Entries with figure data
=======
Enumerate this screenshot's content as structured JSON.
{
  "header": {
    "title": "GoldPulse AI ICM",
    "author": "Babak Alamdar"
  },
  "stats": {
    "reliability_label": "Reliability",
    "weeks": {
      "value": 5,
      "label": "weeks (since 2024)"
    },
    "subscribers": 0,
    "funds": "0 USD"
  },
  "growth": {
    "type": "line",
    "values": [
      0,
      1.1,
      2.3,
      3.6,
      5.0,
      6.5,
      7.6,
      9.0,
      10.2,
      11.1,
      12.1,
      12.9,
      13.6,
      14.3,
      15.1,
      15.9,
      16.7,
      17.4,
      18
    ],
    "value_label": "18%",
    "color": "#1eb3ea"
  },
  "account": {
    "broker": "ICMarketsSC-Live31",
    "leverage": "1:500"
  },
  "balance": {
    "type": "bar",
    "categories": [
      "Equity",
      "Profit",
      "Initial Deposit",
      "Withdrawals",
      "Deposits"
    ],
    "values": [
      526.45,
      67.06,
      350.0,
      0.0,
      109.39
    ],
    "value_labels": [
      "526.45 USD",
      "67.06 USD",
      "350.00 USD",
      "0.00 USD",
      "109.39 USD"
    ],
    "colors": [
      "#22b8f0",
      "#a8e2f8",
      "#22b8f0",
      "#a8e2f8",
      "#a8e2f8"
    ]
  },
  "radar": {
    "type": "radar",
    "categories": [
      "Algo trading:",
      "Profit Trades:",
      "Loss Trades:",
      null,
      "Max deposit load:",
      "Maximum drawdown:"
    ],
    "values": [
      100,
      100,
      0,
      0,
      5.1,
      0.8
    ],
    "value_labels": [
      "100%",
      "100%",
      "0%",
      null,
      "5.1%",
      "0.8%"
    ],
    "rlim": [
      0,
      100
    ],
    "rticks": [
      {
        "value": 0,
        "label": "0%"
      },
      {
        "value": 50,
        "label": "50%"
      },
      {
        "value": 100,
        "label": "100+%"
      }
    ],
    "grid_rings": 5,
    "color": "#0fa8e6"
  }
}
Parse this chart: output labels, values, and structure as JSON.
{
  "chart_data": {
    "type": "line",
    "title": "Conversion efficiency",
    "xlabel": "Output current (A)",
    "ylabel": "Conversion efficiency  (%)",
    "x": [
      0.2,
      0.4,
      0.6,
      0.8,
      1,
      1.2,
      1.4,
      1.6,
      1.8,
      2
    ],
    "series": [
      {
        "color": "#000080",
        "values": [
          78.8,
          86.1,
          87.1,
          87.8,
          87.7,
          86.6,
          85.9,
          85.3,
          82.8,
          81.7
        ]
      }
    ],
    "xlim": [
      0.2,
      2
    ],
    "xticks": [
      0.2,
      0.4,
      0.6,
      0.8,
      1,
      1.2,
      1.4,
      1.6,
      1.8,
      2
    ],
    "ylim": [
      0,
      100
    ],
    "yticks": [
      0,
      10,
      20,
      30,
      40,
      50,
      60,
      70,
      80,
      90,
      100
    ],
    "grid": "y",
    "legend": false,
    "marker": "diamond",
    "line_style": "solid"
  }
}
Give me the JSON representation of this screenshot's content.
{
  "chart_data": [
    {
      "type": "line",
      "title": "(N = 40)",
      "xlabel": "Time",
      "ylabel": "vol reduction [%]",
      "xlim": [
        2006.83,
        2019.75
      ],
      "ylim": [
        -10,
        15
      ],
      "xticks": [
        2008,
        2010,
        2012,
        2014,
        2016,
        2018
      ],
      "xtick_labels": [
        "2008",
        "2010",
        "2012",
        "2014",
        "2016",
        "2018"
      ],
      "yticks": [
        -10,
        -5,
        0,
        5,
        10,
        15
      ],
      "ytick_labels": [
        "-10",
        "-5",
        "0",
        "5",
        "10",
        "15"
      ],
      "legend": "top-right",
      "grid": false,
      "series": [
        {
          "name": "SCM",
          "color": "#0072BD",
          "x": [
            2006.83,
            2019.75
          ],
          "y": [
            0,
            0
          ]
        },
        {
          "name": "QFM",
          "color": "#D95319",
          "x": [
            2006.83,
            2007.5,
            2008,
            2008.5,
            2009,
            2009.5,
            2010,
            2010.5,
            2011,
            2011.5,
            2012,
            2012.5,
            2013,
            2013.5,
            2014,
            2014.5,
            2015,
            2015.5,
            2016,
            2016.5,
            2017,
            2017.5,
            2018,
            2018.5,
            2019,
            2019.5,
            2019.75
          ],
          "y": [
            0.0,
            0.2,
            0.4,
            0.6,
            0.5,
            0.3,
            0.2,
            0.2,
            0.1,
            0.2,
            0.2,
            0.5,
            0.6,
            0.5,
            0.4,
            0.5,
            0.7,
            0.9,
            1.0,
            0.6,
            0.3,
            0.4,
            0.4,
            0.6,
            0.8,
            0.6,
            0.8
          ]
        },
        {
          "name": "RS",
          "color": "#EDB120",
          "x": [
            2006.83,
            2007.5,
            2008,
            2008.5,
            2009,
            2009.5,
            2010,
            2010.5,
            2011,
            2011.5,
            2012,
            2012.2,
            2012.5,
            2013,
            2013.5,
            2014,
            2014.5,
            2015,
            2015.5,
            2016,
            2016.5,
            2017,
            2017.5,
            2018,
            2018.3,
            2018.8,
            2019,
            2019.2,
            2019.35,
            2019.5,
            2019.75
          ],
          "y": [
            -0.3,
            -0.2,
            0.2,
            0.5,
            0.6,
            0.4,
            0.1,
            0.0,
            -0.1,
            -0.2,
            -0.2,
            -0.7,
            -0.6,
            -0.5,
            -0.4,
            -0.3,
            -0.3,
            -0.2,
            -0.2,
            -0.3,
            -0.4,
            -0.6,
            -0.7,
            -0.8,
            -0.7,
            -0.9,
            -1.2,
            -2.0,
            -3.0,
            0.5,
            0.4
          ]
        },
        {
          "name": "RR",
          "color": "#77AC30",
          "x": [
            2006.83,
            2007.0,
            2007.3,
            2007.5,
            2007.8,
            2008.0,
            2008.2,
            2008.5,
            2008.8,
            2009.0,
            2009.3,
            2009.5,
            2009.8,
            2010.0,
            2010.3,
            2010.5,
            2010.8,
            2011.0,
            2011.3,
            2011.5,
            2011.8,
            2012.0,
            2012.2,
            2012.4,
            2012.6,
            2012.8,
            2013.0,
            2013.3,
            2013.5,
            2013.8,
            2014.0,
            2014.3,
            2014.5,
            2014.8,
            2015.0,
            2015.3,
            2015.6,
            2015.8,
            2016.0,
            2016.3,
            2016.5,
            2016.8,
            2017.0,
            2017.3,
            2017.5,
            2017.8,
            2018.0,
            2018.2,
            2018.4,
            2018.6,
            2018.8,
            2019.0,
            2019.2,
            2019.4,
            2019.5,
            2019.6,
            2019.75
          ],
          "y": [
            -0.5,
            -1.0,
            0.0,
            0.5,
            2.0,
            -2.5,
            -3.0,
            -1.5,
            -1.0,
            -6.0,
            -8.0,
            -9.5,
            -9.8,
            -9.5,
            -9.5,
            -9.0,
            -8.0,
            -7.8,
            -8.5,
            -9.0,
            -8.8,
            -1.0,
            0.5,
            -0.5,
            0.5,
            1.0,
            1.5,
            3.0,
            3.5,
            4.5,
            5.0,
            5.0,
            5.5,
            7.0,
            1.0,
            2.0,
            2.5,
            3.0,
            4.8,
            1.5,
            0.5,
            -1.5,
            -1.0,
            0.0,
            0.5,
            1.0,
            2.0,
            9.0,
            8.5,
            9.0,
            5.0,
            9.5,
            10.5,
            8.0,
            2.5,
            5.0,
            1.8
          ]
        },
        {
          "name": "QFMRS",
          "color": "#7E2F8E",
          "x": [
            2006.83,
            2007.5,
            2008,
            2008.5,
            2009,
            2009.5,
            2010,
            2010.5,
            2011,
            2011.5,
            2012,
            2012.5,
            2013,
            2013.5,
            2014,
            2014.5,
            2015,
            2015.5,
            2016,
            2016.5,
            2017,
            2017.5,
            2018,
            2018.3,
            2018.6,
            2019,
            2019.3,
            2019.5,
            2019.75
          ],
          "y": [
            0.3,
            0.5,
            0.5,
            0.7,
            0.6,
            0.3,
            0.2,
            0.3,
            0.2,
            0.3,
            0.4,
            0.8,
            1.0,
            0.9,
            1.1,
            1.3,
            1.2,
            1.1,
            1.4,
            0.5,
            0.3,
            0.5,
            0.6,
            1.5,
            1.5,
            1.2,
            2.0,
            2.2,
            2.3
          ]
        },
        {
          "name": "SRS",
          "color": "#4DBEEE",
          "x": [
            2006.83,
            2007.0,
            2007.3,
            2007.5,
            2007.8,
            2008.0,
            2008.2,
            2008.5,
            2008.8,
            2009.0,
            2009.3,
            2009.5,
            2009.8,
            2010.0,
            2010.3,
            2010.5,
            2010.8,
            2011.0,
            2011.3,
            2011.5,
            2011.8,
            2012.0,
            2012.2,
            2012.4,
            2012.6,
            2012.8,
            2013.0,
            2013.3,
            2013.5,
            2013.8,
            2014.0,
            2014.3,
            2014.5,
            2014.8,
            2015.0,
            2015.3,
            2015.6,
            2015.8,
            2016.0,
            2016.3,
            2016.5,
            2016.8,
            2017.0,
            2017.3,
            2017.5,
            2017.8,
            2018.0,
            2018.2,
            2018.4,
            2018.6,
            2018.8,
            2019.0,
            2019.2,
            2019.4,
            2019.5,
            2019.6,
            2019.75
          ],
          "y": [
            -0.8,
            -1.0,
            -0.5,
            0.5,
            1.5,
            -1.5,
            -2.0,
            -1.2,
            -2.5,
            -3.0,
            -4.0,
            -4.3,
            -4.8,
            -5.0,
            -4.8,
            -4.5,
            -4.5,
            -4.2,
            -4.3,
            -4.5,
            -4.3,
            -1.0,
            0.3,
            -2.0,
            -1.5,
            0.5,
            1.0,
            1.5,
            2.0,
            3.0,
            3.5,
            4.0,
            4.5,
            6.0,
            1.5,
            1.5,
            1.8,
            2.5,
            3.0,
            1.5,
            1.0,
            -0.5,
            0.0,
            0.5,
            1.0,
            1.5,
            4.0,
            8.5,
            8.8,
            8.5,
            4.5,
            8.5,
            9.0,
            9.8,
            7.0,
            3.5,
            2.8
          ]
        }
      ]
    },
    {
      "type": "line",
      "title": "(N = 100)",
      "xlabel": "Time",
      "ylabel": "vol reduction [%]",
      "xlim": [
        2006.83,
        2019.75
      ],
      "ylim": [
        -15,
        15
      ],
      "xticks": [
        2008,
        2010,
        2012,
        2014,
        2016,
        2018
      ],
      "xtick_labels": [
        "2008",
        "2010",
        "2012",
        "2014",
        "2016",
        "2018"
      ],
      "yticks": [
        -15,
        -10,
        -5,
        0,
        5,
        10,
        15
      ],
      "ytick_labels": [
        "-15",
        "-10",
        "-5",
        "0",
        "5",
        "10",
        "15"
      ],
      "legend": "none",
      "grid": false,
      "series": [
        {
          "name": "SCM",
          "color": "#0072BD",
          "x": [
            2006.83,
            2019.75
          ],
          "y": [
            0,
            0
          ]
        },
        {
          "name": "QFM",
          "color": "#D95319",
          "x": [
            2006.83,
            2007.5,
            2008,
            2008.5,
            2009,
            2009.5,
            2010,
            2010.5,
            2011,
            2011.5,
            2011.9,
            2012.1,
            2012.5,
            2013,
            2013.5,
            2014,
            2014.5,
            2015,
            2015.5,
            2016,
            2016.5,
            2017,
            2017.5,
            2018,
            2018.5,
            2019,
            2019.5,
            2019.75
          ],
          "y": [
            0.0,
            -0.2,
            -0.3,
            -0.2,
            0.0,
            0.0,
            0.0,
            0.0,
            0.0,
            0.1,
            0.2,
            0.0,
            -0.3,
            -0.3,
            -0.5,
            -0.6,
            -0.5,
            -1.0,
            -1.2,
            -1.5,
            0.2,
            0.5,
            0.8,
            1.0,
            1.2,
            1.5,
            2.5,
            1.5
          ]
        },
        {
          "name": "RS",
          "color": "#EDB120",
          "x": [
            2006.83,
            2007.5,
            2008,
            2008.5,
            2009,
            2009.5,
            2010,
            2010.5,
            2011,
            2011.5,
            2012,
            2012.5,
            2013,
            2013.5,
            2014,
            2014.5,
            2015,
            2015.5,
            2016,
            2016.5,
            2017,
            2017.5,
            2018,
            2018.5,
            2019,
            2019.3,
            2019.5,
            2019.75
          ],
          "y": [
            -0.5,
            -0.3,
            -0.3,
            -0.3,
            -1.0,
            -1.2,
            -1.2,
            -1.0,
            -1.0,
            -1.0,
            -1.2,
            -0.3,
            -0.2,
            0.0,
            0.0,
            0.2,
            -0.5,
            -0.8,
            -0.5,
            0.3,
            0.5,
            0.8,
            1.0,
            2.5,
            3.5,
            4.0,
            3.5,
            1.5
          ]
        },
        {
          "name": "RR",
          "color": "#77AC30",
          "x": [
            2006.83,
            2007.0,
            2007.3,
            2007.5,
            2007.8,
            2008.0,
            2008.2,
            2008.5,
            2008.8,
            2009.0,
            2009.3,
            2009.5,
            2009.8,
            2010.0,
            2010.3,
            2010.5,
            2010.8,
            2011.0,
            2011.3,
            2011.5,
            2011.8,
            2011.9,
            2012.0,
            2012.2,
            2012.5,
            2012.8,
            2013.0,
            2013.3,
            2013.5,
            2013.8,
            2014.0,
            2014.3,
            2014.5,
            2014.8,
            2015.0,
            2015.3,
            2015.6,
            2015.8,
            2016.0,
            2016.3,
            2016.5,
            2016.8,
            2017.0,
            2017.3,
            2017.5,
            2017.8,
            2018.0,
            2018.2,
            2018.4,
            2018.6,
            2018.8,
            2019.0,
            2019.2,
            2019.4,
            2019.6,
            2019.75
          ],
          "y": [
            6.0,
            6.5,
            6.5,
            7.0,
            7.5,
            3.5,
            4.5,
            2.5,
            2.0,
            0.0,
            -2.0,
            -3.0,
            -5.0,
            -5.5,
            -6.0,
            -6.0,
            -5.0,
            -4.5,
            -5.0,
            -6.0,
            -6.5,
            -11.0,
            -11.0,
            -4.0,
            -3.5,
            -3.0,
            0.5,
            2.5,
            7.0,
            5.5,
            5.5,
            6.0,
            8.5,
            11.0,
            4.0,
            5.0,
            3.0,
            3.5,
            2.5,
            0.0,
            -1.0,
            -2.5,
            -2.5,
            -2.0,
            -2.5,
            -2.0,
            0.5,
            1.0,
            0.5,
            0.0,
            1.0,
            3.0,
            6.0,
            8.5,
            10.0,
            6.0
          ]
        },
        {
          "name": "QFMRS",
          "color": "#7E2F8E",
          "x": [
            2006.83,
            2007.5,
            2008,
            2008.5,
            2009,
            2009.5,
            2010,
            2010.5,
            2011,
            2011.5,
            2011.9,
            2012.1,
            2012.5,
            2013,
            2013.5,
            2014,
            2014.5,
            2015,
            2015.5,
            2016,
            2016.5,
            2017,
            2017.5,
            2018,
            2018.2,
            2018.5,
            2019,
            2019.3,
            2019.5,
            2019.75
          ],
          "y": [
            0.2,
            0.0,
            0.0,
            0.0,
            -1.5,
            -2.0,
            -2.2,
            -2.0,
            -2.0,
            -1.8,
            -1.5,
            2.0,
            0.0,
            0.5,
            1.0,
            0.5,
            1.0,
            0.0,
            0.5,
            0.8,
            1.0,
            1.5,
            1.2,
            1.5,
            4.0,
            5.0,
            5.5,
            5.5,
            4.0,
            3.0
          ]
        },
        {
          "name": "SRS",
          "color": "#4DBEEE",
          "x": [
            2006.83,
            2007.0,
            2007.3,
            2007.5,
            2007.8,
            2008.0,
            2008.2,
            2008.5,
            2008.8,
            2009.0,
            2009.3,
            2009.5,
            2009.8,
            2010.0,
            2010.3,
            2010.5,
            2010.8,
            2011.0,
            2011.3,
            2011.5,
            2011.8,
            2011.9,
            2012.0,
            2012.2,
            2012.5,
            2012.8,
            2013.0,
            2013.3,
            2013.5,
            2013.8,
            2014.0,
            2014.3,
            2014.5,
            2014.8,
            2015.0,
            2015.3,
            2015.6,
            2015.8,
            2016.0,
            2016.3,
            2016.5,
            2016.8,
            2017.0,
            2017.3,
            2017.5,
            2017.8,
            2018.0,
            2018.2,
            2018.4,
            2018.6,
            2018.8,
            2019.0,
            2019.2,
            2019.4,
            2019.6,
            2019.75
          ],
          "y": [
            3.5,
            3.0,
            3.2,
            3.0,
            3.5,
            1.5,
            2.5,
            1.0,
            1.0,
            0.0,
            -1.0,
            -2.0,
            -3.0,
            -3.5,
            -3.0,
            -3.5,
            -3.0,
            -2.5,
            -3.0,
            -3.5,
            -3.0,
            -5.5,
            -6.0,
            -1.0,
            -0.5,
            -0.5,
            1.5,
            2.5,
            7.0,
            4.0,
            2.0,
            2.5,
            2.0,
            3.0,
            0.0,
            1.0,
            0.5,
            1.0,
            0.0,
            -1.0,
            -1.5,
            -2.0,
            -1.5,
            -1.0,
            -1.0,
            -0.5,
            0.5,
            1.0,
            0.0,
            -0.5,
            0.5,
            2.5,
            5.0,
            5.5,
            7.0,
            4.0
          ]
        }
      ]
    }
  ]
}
=======
• _Your instructions_
Every line that holds the word "efficiency" counts once; state the total number of such lines and nothing else.

• _Correct output_
2